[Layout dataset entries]
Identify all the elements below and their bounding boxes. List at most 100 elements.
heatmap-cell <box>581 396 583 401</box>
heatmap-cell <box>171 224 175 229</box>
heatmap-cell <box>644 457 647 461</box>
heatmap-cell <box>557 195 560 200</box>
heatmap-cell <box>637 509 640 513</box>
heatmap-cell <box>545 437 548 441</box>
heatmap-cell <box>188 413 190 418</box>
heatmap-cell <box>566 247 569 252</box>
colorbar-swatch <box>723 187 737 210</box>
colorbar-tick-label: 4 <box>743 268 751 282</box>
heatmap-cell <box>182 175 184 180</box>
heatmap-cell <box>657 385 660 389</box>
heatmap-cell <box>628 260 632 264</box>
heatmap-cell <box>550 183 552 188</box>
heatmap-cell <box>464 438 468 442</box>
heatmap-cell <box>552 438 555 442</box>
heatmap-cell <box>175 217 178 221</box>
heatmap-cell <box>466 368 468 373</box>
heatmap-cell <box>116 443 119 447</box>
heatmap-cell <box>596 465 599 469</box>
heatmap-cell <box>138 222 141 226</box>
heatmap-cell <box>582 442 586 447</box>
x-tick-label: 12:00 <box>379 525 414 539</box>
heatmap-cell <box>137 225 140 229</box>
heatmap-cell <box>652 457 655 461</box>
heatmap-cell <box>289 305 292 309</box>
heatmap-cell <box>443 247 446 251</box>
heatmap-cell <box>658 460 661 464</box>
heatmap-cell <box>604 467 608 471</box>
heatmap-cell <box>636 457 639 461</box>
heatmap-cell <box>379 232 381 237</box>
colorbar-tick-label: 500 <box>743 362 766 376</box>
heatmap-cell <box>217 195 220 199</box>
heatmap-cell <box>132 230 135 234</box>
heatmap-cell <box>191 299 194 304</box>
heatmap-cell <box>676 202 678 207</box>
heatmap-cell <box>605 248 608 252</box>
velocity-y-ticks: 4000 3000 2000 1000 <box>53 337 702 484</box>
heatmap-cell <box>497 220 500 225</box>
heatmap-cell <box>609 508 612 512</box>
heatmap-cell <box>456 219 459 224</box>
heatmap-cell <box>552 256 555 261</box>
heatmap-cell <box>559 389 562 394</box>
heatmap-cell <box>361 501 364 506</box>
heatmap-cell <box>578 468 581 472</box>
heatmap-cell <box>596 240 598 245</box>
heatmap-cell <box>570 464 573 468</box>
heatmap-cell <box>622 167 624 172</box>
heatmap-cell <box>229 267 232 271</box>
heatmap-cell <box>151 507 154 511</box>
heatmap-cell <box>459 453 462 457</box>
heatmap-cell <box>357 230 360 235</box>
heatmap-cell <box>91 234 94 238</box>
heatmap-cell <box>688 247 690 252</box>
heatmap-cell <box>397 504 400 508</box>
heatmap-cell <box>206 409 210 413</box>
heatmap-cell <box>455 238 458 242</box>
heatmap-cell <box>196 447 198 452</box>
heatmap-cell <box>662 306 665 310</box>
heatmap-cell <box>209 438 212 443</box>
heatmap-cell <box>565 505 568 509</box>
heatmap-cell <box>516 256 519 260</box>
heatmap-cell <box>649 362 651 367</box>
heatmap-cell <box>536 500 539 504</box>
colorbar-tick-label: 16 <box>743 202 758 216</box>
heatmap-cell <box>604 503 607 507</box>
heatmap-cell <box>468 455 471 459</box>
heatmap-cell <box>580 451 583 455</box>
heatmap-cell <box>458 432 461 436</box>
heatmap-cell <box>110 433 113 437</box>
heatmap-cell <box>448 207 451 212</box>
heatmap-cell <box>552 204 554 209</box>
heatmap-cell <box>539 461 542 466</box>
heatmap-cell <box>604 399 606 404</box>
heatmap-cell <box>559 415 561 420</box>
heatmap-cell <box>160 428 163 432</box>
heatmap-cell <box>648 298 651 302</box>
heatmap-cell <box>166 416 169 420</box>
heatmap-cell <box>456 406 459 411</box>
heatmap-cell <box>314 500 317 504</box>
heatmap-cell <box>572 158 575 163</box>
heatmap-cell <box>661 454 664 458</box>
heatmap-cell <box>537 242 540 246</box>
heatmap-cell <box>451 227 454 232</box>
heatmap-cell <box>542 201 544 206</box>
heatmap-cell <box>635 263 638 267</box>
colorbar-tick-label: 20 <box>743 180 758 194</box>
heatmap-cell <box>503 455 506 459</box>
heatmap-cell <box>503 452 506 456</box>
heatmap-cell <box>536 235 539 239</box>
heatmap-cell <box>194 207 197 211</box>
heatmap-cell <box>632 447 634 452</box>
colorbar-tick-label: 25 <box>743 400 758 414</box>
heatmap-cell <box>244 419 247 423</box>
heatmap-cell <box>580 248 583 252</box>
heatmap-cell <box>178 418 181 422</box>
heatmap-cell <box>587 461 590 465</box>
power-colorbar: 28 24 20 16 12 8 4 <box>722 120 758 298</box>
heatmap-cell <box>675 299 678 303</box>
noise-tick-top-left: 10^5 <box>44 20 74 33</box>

TASK PROMPT: Reproduce every one of the items above, substituting "legend-tick-label" for each occurrence of "colorbar-tick-label" and leaving everything else as it stands.

TASK SOLUTION:
Identify all the elements below and their bounding boxes. List at most 100 elements.
heatmap-cell <box>581 396 583 401</box>
heatmap-cell <box>171 224 175 229</box>
heatmap-cell <box>644 457 647 461</box>
heatmap-cell <box>557 195 560 200</box>
heatmap-cell <box>637 509 640 513</box>
heatmap-cell <box>545 437 548 441</box>
heatmap-cell <box>188 413 190 418</box>
heatmap-cell <box>566 247 569 252</box>
colorbar-swatch <box>723 187 737 210</box>
legend-tick-label: 4 <box>743 268 751 282</box>
heatmap-cell <box>182 175 184 180</box>
heatmap-cell <box>657 385 660 389</box>
heatmap-cell <box>628 260 632 264</box>
heatmap-cell <box>550 183 552 188</box>
heatmap-cell <box>464 438 468 442</box>
heatmap-cell <box>552 438 555 442</box>
heatmap-cell <box>175 217 178 221</box>
heatmap-cell <box>466 368 468 373</box>
heatmap-cell <box>116 443 119 447</box>
heatmap-cell <box>596 465 599 469</box>
heatmap-cell <box>138 222 141 226</box>
heatmap-cell <box>582 442 586 447</box>
x-tick-label: 12:00 <box>379 525 414 539</box>
heatmap-cell <box>137 225 140 229</box>
heatmap-cell <box>652 457 655 461</box>
heatmap-cell <box>289 305 292 309</box>
heatmap-cell <box>443 247 446 251</box>
heatmap-cell <box>658 460 661 464</box>
heatmap-cell <box>604 467 608 471</box>
heatmap-cell <box>636 457 639 461</box>
heatmap-cell <box>379 232 381 237</box>
legend-tick-label: 500 <box>743 362 766 376</box>
heatmap-cell <box>217 195 220 199</box>
heatmap-cell <box>132 230 135 234</box>
heatmap-cell <box>191 299 194 304</box>
heatmap-cell <box>676 202 678 207</box>
heatmap-cell <box>605 248 608 252</box>
velocity-y-ticks: 4000 3000 2000 1000 <box>53 337 702 484</box>
heatmap-cell <box>497 220 500 225</box>
heatmap-cell <box>609 508 612 512</box>
heatmap-cell <box>456 219 459 224</box>
heatmap-cell <box>552 256 555 261</box>
heatmap-cell <box>559 389 562 394</box>
heatmap-cell <box>361 501 364 506</box>
heatmap-cell <box>578 468 581 472</box>
heatmap-cell <box>596 240 598 245</box>
heatmap-cell <box>570 464 573 468</box>
heatmap-cell <box>622 167 624 172</box>
heatmap-cell <box>229 267 232 271</box>
heatmap-cell <box>151 507 154 511</box>
heatmap-cell <box>459 453 462 457</box>
heatmap-cell <box>357 230 360 235</box>
heatmap-cell <box>91 234 94 238</box>
heatmap-cell <box>688 247 690 252</box>
heatmap-cell <box>397 504 400 508</box>
heatmap-cell <box>206 409 210 413</box>
heatmap-cell <box>455 238 458 242</box>
heatmap-cell <box>196 447 198 452</box>
heatmap-cell <box>662 306 665 310</box>
heatmap-cell <box>209 438 212 443</box>
heatmap-cell <box>565 505 568 509</box>
heatmap-cell <box>516 256 519 260</box>
heatmap-cell <box>649 362 651 367</box>
heatmap-cell <box>536 500 539 504</box>
legend-tick-label: 16 <box>743 202 758 216</box>
heatmap-cell <box>604 503 607 507</box>
heatmap-cell <box>468 455 471 459</box>
heatmap-cell <box>580 451 583 455</box>
heatmap-cell <box>458 432 461 436</box>
heatmap-cell <box>110 433 113 437</box>
heatmap-cell <box>448 207 451 212</box>
heatmap-cell <box>552 204 554 209</box>
heatmap-cell <box>539 461 542 466</box>
heatmap-cell <box>604 399 606 404</box>
heatmap-cell <box>559 415 561 420</box>
heatmap-cell <box>160 428 163 432</box>
heatmap-cell <box>648 298 651 302</box>
heatmap-cell <box>166 416 169 420</box>
heatmap-cell <box>456 406 459 411</box>
heatmap-cell <box>314 500 317 504</box>
heatmap-cell <box>572 158 575 163</box>
heatmap-cell <box>661 454 664 458</box>
heatmap-cell <box>537 242 540 246</box>
heatmap-cell <box>451 227 454 232</box>
heatmap-cell <box>542 201 544 206</box>
heatmap-cell <box>635 263 638 267</box>
legend-tick-label: 20 <box>743 180 758 194</box>
heatmap-cell <box>503 455 506 459</box>
heatmap-cell <box>503 452 506 456</box>
heatmap-cell <box>536 235 539 239</box>
heatmap-cell <box>194 207 197 211</box>
heatmap-cell <box>632 447 634 452</box>
legend-tick-label: 25 <box>743 400 758 414</box>
heatmap-cell <box>244 419 247 423</box>
heatmap-cell <box>580 248 583 252</box>
heatmap-cell <box>178 418 181 422</box>
heatmap-cell <box>587 461 590 465</box>
power-colorbar: 28 24 20 16 12 8 4 <box>722 120 758 298</box>
heatmap-cell <box>675 299 678 303</box>
noise-tick-top-left: 10^5 <box>44 20 74 33</box>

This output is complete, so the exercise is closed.